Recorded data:
▬▬▬
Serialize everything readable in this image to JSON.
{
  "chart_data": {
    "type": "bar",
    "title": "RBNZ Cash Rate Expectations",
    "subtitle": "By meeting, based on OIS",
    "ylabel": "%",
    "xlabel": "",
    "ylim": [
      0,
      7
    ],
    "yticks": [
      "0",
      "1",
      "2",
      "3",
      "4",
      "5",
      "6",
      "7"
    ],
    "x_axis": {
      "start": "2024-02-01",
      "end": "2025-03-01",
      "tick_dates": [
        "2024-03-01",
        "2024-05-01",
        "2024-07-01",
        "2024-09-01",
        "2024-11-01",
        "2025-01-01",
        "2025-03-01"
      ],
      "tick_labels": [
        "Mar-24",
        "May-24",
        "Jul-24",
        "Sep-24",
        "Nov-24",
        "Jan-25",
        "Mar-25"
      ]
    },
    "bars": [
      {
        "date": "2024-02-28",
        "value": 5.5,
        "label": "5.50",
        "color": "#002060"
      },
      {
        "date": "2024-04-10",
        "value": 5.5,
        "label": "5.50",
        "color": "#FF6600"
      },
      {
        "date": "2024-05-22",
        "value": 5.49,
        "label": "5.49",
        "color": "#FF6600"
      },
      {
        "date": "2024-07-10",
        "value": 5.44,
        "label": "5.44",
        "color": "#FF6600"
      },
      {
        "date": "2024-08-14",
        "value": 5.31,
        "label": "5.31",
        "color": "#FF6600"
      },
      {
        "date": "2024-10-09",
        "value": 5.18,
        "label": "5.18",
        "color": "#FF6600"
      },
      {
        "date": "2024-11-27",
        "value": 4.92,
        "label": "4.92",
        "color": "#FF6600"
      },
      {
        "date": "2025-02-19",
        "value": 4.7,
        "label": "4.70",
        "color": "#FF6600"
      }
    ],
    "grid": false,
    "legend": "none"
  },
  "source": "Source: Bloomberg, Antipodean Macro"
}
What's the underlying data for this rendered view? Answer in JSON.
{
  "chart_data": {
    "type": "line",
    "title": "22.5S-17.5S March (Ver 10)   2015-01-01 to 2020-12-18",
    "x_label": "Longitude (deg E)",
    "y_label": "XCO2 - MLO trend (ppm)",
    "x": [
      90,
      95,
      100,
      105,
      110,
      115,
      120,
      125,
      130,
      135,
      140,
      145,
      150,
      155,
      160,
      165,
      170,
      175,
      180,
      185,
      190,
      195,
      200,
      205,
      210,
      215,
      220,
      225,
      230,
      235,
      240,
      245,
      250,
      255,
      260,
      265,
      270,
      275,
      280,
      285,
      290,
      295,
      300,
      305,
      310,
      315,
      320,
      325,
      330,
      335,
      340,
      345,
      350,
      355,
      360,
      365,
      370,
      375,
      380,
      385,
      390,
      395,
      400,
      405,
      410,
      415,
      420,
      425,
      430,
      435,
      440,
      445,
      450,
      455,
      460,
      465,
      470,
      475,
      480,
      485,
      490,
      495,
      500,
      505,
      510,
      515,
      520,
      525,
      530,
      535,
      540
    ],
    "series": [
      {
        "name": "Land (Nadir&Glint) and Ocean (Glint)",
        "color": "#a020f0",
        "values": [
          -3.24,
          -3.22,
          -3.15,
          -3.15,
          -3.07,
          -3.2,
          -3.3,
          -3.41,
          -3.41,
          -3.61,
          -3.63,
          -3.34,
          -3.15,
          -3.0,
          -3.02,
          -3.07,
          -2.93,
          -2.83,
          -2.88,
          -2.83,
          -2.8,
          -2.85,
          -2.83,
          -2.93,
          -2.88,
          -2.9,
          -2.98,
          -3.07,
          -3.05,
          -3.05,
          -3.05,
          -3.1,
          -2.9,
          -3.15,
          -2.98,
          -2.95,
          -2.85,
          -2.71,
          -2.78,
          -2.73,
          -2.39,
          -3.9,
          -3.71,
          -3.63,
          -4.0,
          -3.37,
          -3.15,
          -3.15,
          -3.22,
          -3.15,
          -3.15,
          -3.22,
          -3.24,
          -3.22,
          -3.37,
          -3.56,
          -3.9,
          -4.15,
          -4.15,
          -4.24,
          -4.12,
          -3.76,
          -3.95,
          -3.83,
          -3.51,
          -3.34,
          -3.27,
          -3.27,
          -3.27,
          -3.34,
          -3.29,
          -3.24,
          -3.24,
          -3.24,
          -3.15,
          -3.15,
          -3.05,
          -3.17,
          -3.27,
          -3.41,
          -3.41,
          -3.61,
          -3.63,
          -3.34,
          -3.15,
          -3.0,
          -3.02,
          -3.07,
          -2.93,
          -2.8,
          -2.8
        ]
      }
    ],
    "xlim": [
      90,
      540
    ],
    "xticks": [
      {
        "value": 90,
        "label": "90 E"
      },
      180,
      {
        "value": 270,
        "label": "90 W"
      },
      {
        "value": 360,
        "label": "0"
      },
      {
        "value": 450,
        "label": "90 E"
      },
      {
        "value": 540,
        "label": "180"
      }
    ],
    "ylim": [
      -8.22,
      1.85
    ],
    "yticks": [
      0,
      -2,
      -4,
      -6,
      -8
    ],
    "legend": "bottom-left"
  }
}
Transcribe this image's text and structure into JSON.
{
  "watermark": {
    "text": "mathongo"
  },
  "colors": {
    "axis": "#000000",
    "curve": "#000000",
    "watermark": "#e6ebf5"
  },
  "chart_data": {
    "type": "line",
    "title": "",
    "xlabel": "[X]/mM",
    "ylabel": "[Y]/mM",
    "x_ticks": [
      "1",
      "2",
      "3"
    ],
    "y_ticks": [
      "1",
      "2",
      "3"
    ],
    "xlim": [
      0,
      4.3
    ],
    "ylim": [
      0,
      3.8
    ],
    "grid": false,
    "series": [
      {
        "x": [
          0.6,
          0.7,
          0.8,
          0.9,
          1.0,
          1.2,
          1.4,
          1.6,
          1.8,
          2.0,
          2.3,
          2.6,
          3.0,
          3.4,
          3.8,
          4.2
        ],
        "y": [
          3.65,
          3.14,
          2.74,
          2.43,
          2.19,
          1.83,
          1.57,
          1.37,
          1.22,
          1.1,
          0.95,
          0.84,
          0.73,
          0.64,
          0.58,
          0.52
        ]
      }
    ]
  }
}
▬▬▬
Problem: Extract each line of the material exactly as it stands.

Reply to the exercise:
Serialize everything readable in this image to JSON.
{
  "chart_data": {
    "type": "bar",
    "title": "RBNZ Cash Rate Expectations",
    "subtitle": "By meeting, based on OIS",
    "ylabel": "%",
    "xlabel": "",
    "ylim": [
      0,
      7
    ],
    "yticks": [
      "0",
      "1",
      "2",
      "3",
      "4",
      "5",
      "6",
      "7"
    ],
    "x_axis": {
      "start": "2024-02-01",
      "end": "2025-03-01",
      "tick_dates": [
        "2024-03-01",
        "2024-05-01",
        "2024-07-01",
        "2024-09-01",
        "2024-11-01",
        "2025-01-01",
        "2025-03-01"
      ],
      "tick_labels": [
        "Mar-24",
        "May-24",
        "Jul-24",
        "Sep-24",
        "Nov-24",
        "Jan-25",
        "Mar-25"
      ]
    },
    "bars": [
      {
        "date": "2024-02-28",
        "value": 5.5,
        "label": "5.50",
        "color": "#002060"
      },
      {
        "date": "2024-04-10",
        "value": 5.5,
        "label": "5.50",
        "color": "#FF6600"
      },
      {
        "date": "2024-05-22",
        "value": 5.49,
        "label": "5.49",
        "color": "#FF6600"
      },
      {
        "date": "2024-07-10",
        "value": 5.44,
        "label": "5.44",
        "color": "#FF6600"
      },
      {
        "date": "2024-08-14",
        "value": 5.31,
        "label": "5.31",
        "color": "#FF6600"
      },
      {
        "date": "2024-10-09",
        "value": 5.18,
        "label": "5.18",
        "color": "#FF6600"
      },
      {
        "date": "2024-11-27",
        "value": 4.92,
        "label": "4.92",
        "color": "#FF6600"
      },
      {
        "date": "2025-02-19",
        "value": 4.7,
        "label": "4.70",
        "color": "#FF6600"
      }
    ],
    "grid": false,
    "legend": "none"
  },
  "source": "Source: Bloomberg, Antipodean Macro"
}
What's the underlying data for this rendered view? Answer in JSON.
{
  "chart_data": {
    "type": "line",
    "title": "22.5S-17.5S March (Ver 10)   2015-01-01 to 2020-12-18",
    "x_label": "Longitude (deg E)",
    "y_label": "XCO2 - MLO trend (ppm)",
    "x": [
      90,
      95,
      100,
      105,
      110,
      115,
      120,
      125,
      130,
      135,
      140,
      145,
      150,
      155,
      160,
      165,
      170,
      175,
      180,
      185,
      190,
      195,
      200,
      205,
      210,
      215,
      220,
      225,
      230,
      235,
      240,
      245,
      250,
      255,
      260,
      265,
      270,
      275,
      280,
      285,
      290,
      295,
      300,
      305,
      310,
      315,
      320,
      325,
      330,
      335,
      340,
      345,
      350,
      355,
      360,
      365,
      370,
      375,
      380,
      385,
      390,
      395,
      400,
      405,
      410,
      415,
      420,
      425,
      430,
      435,
      440,
      445,
      450,
      455,
      460,
      465,
      470,
      475,
      480,
      485,
      490,
      495,
      500,
      505,
      510,
      515,
      520,
      525,
      530,
      535,
      540
    ],
    "series": [
      {
        "name": "Land (Nadir&Glint) and Ocean (Glint)",
        "color": "#a020f0",
        "values": [
          -3.24,
          -3.22,
          -3.15,
          -3.15,
          -3.07,
          -3.2,
          -3.3,
          -3.41,
          -3.41,
          -3.61,
          -3.63,
          -3.34,
          -3.15,
          -3.0,
          -3.02,
          -3.07,
          -2.93,
          -2.83,
          -2.88,
          -2.83,
          -2.8,
          -2.85,
          -2.83,
          -2.93,
          -2.88,
          -2.9,
          -2.98,
          -3.07,
          -3.05,
          -3.05,
          -3.05,
          -3.1,
          -2.9,
          -3.15,
          -2.98,
          -2.95,
          -2.85,
          -2.71,
          -2.78,
          -2.73,
          -2.39,
          -3.9,
          -3.71,
          -3.63,
          -4.0,
          -3.37,
          -3.15,
          -3.15,
          -3.22,
          -3.15,
          -3.15,
          -3.22,
          -3.24,
          -3.22,
          -3.37,
          -3.56,
          -3.9,
          -4.15,
          -4.15,
          -4.24,
          -4.12,
          -3.76,
          -3.95,
          -3.83,
          -3.51,
          -3.34,
          -3.27,
          -3.27,
          -3.27,
          -3.34,
          -3.29,
          -3.24,
          -3.24,
          -3.24,
          -3.15,
          -3.15,
          -3.05,
          -3.17,
          -3.27,
          -3.41,
          -3.41,
          -3.61,
          -3.63,
          -3.34,
          -3.15,
          -3.0,
          -3.02,
          -3.07,
          -2.93,
          -2.8,
          -2.8
        ]
      }
    ],
    "xlim": [
      90,
      540
    ],
    "xticks": [
      {
        "value": 90,
        "label": "90 E"
      },
      180,
      {
        "value": 270,
        "label": "90 W"
      },
      {
        "value": 360,
        "label": "0"
      },
      {
        "value": 450,
        "label": "90 E"
      },
      {
        "value": 540,
        "label": "180"
      }
    ],
    "ylim": [
      -8.22,
      1.85
    ],
    "yticks": [
      0,
      -2,
      -4,
      -6,
      -8
    ],
    "legend": "bottom-left"
  }
}
Transcribe this image's text and structure into JSON.
{
  "watermark": {
    "text": "mathongo"
  },
  "colors": {
    "axis": "#000000",
    "curve": "#000000",
    "watermark": "#e6ebf5"
  },
  "chart_data": {
    "type": "line",
    "title": "",
    "xlabel": "[X]/mM",
    "ylabel": "[Y]/mM",
    "x_ticks": [
      "1",
      "2",
      "3"
    ],
    "y_ticks": [
      "1",
      "2",
      "3"
    ],
    "xlim": [
      0,
      4.3
    ],
    "ylim": [
      0,
      3.8
    ],
    "grid": false,
    "series": [
      {
        "x": [
          0.6,
          0.7,
          0.8,
          0.9,
          1.0,
          1.2,
          1.4,
          1.6,
          1.8,
          2.0,
          2.3,
          2.6,
          3.0,
          3.4,
          3.8,
          4.2
        ],
        "y": [
          3.65,
          3.14,
          2.74,
          2.43,
          2.19,
          1.83,
          1.57,
          1.37,
          1.22,
          1.1,
          0.95,
          0.84,
          0.73,
          0.64,
          0.58,
          0.52
        ]
      }
    ]
  }
}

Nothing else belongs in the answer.